## BEGIN ROWS

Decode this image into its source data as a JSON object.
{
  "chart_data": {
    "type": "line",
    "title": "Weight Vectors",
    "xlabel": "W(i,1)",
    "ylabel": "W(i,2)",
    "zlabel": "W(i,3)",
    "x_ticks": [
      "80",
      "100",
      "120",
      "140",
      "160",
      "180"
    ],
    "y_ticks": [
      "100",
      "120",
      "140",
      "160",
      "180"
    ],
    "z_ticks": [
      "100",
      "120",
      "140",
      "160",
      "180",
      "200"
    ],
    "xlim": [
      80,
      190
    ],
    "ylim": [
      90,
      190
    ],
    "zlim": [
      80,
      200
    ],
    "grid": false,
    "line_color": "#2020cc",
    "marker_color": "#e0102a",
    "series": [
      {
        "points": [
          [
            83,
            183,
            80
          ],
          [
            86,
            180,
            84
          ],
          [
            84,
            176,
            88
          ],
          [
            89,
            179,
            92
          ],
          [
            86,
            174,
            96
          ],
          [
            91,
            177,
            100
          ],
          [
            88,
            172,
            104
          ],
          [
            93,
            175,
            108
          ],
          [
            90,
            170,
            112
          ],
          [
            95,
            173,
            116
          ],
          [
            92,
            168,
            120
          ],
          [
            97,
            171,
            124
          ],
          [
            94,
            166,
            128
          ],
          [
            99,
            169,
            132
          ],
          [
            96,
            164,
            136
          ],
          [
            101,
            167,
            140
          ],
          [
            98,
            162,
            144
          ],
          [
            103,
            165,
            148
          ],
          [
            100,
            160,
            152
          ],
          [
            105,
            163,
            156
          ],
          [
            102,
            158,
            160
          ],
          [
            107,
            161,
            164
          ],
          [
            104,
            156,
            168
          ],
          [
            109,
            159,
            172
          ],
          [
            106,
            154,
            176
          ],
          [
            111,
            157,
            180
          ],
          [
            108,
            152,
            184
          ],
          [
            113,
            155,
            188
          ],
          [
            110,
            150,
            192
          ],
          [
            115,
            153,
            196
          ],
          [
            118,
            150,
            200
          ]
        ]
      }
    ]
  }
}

## END ROWS

Restate every line of the data word for word.

Decode this image into its source data as a JSON object.
{
  "chart_data": {
    "type": "line",
    "title": "Weight Vectors",
    "xlabel": "W(i,1)",
    "ylabel": "W(i,2)",
    "zlabel": "W(i,3)",
    "x_ticks": [
      "80",
      "100",
      "120",
      "140",
      "160",
      "180"
    ],
    "y_ticks": [
      "100",
      "120",
      "140",
      "160",
      "180"
    ],
    "z_ticks": [
      "100",
      "120",
      "140",
      "160",
      "180",
      "200"
    ],
    "xlim": [
      80,
      190
    ],
    "ylim": [
      90,
      190
    ],
    "zlim": [
      80,
      200
    ],
    "grid": false,
    "line_color": "#2020cc",
    "marker_color": "#e0102a",
    "series": [
      {
        "points": [
          [
            83,
            183,
            80
          ],
          [
            86,
            180,
            84
          ],
          [
            84,
            176,
            88
          ],
          [
            89,
            179,
            92
          ],
          [
            86,
            174,
            96
          ],
          [
            91,
            177,
            100
          ],
          [
            88,
            172,
            104
          ],
          [
            93,
            175,
            108
          ],
          [
            90,
            170,
            112
          ],
          [
            95,
            173,
            116
          ],
          [
            92,
            168,
            120
          ],
          [
            97,
            171,
            124
          ],
          [
            94,
            166,
            128
          ],
          [
            99,
            169,
            132
          ],
          [
            96,
            164,
            136
          ],
          [
            101,
            167,
            140
          ],
          [
            98,
            162,
            144
          ],
          [
            103,
            165,
            148
          ],
          [
            100,
            160,
            152
          ],
          [
            105,
            163,
            156
          ],
          [
            102,
            158,
            160
          ],
          [
            107,
            161,
            164
          ],
          [
            104,
            156,
            168
          ],
          [
            109,
            159,
            172
          ],
          [
            106,
            154,
            176
          ],
          [
            111,
            157,
            180
          ],
          [
            108,
            152,
            184
          ],
          [
            113,
            155,
            188
          ],
          [
            110,
            150,
            192
          ],
          [
            115,
            153,
            196
          ],
          [
            118,
            150,
            200
          ]
        ]
      }
    ]
  }
}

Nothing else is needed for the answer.